==== Given records ====

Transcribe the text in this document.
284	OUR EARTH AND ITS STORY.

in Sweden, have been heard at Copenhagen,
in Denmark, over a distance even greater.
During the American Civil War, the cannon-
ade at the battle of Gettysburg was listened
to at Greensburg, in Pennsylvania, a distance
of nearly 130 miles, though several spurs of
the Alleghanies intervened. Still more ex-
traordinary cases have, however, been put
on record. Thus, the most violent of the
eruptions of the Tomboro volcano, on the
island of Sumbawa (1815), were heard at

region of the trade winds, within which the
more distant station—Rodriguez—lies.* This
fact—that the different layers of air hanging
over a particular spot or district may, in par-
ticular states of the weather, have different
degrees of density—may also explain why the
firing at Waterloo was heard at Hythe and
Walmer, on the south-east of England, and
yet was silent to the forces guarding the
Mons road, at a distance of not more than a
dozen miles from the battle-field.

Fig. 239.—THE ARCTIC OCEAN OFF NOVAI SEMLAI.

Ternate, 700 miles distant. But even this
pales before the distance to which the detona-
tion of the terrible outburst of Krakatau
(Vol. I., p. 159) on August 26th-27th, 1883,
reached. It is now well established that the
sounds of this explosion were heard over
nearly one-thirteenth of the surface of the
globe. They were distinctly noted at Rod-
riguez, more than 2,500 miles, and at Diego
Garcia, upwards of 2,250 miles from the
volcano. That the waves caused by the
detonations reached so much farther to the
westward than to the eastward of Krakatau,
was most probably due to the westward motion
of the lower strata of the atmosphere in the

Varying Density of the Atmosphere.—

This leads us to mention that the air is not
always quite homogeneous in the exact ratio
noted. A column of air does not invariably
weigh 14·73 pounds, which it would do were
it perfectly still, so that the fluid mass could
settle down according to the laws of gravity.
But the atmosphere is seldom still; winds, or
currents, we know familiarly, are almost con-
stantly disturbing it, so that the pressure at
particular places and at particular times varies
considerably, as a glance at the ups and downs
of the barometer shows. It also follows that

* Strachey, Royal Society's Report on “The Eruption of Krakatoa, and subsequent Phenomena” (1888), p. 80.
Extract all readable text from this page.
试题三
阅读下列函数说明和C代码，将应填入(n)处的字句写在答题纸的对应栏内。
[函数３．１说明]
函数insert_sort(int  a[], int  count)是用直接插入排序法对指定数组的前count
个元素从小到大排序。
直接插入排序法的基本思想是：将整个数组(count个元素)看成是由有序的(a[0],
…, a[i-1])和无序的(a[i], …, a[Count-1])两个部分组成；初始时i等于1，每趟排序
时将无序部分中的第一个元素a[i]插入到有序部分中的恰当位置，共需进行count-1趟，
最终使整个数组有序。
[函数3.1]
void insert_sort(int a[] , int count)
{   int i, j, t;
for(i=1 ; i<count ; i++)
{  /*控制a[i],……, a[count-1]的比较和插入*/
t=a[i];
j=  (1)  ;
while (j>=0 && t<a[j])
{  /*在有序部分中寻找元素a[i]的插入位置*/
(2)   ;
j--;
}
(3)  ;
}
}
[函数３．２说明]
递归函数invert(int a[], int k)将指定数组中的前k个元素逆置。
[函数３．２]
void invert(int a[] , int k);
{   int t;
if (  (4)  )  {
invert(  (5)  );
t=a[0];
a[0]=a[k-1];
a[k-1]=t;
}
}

====

**Task requirements**
Please quote exactly the lines from the one containing "Extract all readable text from this page." through the last line of the records above, both included, and nothing else.

**Written reply**
Extract all readable text from this page.
试题三
阅读下列函数说明和C代码，将应填入(n)处的字句写在答题纸的对应栏内。
[函数３．１说明]
函数insert_sort(int  a[], int  count)是用直接插入排序法对指定数组的前count
个元素从小到大排序。
直接插入排序法的基本思想是：将整个数组(count个元素)看成是由有序的(a[0],
…, a[i-1])和无序的(a[i], …, a[Count-1])两个部分组成；初始时i等于1，每趟排序
时将无序部分中的第一个元素a[i]插入到有序部分中的恰当位置，共需进行count-1趟，
最终使整个数组有序。
[函数3.1]
void insert_sort(int a[] , int count)
{   int i, j, t;
for(i=1 ; i<count ; i++)
{  /*控制a[i],……, a[count-1]的比较和插入*/
t=a[i];
j=  (1)  ;
while (j>=0 && t<a[j])
{  /*在有序部分中寻找元素a[i]的插入位置*/
(2)   ;
j--;
}
(3)  ;
}
}
[函数３．２说明]
递归函数invert(int a[], int k)将指定数组中的前k个元素逆置。
[函数３．２]
void invert(int a[] , int k);
{   int t;
if (  (4)  )  {
invert(  (5)  );
t=a[0];
a[0]=a[k-1];
a[k-1]=t;
}
}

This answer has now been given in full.